**TASK DIRECTIONS:** Of the lines in the listing below, how many hold "Component"? Answer with the number only.

**RECORDS FOR THIS EXERCISE:**
________________

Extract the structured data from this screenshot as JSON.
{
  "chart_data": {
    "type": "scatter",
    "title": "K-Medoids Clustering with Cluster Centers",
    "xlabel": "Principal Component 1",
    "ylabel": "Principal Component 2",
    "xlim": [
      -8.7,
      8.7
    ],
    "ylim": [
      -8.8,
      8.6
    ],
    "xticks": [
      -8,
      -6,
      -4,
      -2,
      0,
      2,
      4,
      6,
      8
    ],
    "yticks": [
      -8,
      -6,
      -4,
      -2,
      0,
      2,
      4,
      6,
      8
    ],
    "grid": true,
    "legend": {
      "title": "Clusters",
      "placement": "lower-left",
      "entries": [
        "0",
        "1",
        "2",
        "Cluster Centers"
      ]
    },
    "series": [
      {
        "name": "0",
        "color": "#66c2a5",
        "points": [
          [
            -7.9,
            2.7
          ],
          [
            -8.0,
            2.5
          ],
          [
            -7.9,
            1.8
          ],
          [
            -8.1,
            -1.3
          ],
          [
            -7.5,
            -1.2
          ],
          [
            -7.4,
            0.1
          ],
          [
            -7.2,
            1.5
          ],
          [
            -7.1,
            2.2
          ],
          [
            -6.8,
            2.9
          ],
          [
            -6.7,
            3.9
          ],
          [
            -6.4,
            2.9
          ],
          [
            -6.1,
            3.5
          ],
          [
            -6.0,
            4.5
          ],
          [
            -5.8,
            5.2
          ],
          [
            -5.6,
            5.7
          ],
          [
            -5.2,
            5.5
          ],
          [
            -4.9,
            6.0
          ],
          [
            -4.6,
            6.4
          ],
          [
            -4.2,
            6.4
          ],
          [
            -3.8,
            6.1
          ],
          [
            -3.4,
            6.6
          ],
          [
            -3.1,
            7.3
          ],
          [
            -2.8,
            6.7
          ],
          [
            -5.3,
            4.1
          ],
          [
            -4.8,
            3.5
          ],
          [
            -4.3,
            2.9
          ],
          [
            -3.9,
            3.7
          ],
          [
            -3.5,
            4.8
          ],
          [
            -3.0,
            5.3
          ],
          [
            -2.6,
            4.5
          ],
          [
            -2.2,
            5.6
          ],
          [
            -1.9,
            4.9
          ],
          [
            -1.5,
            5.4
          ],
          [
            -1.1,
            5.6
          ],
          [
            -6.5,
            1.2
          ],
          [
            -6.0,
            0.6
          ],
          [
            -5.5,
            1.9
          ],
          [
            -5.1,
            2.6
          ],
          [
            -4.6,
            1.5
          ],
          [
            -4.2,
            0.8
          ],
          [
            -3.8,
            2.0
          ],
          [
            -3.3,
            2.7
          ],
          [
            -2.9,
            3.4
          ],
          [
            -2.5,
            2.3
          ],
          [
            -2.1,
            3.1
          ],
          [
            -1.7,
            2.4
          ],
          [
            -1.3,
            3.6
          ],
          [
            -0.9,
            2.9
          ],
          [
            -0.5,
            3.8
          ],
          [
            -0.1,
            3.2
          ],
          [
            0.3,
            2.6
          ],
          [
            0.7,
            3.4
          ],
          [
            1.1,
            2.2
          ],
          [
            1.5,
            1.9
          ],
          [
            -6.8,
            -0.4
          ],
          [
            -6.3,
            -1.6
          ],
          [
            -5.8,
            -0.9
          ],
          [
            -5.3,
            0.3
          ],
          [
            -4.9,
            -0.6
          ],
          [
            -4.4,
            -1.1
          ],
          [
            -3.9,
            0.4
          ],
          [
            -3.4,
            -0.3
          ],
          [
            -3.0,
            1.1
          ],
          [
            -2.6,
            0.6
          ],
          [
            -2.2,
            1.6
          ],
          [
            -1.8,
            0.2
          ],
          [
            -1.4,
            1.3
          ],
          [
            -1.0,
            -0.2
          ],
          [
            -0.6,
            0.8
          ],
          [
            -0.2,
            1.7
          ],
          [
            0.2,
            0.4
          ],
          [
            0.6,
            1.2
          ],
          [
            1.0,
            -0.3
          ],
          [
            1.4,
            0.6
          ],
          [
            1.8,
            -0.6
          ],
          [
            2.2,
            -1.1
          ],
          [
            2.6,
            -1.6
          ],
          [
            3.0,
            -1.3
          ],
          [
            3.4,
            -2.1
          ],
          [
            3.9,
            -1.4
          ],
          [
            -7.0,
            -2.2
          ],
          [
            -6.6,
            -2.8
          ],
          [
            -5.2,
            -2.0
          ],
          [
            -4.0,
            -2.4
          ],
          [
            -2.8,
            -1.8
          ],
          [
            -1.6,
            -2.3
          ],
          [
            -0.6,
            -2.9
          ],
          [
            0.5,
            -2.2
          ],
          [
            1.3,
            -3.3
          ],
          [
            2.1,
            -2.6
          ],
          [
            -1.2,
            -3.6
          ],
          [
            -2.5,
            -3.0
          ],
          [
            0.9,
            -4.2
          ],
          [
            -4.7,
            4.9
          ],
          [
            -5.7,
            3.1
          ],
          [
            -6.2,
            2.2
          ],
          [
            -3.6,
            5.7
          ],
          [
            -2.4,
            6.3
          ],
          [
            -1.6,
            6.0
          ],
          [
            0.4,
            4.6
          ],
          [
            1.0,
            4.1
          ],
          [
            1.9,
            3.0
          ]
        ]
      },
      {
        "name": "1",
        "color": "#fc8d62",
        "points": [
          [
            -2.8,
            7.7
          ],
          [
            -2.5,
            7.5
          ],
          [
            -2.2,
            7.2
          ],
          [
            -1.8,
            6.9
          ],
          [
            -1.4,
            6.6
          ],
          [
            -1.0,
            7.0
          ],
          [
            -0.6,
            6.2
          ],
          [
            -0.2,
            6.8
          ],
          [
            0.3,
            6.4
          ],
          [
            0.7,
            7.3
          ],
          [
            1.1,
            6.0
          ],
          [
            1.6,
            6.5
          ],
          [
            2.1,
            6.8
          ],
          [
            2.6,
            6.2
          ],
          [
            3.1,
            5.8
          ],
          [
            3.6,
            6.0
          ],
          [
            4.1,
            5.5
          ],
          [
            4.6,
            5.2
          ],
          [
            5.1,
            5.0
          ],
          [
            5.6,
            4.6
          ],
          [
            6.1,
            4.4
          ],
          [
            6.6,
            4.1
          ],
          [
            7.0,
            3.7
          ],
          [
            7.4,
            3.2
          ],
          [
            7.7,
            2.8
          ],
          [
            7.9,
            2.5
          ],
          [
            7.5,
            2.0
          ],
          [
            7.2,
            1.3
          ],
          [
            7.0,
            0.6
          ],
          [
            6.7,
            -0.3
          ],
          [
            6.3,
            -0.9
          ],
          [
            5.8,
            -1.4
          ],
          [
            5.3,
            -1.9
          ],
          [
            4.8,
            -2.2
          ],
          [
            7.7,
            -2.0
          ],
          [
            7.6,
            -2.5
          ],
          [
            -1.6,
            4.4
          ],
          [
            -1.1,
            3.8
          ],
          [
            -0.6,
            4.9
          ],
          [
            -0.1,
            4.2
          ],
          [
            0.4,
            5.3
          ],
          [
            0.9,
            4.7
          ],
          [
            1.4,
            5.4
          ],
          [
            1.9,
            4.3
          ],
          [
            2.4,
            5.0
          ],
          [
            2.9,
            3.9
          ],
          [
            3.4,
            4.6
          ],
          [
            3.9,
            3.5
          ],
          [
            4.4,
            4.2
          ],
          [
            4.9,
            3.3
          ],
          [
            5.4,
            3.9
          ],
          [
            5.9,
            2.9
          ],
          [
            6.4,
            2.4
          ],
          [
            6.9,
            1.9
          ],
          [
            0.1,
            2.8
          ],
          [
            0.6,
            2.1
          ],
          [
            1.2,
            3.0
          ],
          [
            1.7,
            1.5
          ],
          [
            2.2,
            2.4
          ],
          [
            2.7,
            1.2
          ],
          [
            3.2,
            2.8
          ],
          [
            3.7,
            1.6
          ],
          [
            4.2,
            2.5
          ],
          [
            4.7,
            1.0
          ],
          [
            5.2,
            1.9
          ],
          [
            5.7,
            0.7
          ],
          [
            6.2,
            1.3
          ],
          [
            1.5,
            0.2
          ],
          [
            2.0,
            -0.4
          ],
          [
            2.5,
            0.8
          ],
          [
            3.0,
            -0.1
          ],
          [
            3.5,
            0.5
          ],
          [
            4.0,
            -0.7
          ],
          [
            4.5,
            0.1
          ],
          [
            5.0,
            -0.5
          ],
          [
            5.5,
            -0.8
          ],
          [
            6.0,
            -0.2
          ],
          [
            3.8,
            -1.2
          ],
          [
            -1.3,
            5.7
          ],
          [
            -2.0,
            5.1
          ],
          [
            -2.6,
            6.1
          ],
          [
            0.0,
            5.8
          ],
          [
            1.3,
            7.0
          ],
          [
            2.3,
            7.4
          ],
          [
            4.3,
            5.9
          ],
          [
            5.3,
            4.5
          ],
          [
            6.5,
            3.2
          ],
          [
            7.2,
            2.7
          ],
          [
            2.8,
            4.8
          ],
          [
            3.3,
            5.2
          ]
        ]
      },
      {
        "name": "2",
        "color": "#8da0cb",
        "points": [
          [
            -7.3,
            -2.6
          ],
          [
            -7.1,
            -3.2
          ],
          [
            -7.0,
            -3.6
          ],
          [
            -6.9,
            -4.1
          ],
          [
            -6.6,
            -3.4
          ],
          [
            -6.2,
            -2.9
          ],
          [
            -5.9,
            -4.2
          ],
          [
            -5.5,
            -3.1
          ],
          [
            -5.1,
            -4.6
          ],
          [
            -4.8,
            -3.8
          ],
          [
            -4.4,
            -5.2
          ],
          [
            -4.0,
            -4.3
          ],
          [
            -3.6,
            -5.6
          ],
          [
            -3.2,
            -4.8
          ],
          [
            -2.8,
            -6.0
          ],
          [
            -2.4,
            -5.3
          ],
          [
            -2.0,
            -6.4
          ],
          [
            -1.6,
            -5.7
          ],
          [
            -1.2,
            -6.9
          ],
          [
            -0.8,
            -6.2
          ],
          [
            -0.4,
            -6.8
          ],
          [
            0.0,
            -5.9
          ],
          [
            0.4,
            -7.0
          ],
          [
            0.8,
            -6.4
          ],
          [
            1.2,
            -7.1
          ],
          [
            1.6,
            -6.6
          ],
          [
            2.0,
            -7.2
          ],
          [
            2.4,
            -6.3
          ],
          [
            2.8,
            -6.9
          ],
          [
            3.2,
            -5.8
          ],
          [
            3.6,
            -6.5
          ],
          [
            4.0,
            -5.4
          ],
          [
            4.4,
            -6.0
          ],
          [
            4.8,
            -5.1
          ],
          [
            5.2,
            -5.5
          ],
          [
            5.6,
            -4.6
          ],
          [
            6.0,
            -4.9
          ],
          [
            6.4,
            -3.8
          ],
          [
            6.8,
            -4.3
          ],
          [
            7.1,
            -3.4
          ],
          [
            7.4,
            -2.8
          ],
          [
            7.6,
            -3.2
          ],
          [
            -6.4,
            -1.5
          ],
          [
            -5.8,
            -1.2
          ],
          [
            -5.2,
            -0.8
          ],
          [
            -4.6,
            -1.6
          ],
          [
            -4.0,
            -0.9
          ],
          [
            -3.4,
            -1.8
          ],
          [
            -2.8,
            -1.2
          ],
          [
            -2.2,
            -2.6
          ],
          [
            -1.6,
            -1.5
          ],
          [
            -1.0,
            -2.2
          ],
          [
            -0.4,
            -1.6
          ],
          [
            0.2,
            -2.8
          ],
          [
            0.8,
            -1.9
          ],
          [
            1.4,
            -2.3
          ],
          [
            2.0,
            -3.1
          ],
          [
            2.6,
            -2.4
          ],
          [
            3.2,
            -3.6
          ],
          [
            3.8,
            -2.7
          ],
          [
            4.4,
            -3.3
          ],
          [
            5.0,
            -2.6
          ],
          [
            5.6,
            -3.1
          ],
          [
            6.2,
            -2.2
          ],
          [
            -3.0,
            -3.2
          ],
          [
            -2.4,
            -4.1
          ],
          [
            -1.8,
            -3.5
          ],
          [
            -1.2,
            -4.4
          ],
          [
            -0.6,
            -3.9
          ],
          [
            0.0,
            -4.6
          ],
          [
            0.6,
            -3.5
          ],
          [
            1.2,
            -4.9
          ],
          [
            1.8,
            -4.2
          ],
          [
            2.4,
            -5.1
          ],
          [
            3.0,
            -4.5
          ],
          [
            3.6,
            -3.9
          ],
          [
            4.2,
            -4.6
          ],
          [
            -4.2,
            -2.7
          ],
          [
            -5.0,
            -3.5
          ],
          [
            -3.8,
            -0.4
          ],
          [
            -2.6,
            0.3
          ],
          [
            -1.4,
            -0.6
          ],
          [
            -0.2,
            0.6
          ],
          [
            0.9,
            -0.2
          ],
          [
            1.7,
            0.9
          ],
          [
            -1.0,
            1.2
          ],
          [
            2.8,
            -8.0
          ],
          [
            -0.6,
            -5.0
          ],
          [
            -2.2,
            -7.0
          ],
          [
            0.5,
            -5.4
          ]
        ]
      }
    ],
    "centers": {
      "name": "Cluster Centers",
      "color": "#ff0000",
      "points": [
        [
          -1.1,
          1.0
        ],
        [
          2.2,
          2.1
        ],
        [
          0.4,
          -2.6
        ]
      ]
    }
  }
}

________________

**WRITTEN REPLY:** 2